> Work to complete
Your task is to find every line of the data that holds the string "synthase" and copy it.

Document layout detection data:
____

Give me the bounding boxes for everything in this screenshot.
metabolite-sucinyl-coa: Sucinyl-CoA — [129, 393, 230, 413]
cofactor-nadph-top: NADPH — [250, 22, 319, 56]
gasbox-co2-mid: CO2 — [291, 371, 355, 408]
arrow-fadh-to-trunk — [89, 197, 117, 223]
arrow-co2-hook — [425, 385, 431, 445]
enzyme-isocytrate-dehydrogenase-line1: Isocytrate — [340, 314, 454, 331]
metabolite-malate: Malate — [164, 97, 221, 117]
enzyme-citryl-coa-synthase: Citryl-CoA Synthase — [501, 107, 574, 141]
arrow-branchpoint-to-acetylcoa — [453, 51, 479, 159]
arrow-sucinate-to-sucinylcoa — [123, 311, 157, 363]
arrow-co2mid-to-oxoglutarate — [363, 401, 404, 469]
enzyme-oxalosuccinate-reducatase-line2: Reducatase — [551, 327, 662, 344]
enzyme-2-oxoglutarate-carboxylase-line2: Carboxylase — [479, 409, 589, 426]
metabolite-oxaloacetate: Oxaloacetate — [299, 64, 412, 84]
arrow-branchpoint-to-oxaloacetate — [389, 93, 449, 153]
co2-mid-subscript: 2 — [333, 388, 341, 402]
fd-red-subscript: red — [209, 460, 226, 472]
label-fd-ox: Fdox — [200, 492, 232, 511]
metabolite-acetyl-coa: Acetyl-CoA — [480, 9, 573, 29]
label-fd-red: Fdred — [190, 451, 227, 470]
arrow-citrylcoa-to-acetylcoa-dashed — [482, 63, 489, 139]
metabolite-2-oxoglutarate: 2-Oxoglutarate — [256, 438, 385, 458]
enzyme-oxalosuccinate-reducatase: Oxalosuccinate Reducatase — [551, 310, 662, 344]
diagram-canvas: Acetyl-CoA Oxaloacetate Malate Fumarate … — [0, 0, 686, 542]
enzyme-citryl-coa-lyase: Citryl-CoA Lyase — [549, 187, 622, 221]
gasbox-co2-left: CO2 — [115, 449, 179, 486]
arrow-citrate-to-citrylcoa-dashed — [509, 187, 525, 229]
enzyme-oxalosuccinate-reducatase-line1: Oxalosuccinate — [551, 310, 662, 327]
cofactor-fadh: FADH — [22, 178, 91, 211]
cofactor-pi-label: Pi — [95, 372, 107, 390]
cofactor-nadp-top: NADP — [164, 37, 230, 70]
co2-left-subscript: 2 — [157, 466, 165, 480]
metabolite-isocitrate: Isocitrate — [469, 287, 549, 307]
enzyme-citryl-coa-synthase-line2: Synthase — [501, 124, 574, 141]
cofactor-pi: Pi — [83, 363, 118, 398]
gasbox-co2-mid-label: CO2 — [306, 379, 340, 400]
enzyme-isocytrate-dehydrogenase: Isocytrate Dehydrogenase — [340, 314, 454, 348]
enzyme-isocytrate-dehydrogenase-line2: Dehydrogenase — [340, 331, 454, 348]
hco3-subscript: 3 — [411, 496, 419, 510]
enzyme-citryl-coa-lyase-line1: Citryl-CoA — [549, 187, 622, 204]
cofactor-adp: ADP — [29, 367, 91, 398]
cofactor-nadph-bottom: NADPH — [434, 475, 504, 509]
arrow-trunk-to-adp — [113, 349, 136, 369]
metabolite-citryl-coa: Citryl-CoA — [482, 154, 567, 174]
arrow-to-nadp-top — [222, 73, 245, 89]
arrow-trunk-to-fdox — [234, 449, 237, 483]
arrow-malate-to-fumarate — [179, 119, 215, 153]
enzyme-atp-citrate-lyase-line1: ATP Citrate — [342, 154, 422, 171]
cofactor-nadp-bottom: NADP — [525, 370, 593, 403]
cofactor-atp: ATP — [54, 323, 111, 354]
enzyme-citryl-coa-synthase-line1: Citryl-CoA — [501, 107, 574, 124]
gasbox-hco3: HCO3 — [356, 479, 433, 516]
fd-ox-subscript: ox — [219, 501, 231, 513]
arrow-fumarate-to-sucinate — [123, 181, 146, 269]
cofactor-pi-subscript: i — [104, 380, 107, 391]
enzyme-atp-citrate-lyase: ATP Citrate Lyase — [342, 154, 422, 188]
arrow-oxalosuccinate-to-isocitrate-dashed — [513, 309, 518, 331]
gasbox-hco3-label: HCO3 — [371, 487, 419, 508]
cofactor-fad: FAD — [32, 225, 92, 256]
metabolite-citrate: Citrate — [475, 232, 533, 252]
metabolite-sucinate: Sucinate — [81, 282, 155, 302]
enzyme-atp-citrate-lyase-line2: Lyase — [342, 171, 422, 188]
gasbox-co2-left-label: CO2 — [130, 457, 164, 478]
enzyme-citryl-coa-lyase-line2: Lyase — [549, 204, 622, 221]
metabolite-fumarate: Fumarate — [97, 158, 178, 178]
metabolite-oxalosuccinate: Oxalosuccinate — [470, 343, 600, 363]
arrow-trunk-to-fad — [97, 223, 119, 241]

____

> Completed task
enzyme-citryl-coa-synthase: Citryl-CoA Synthase — [501, 107, 574, 141]
enzyme-citryl-coa-synthase-line2: Synthase — [501, 124, 574, 141]
enzyme-citryl-coa-synthase-line1: Citryl-CoA — [501, 107, 574, 124]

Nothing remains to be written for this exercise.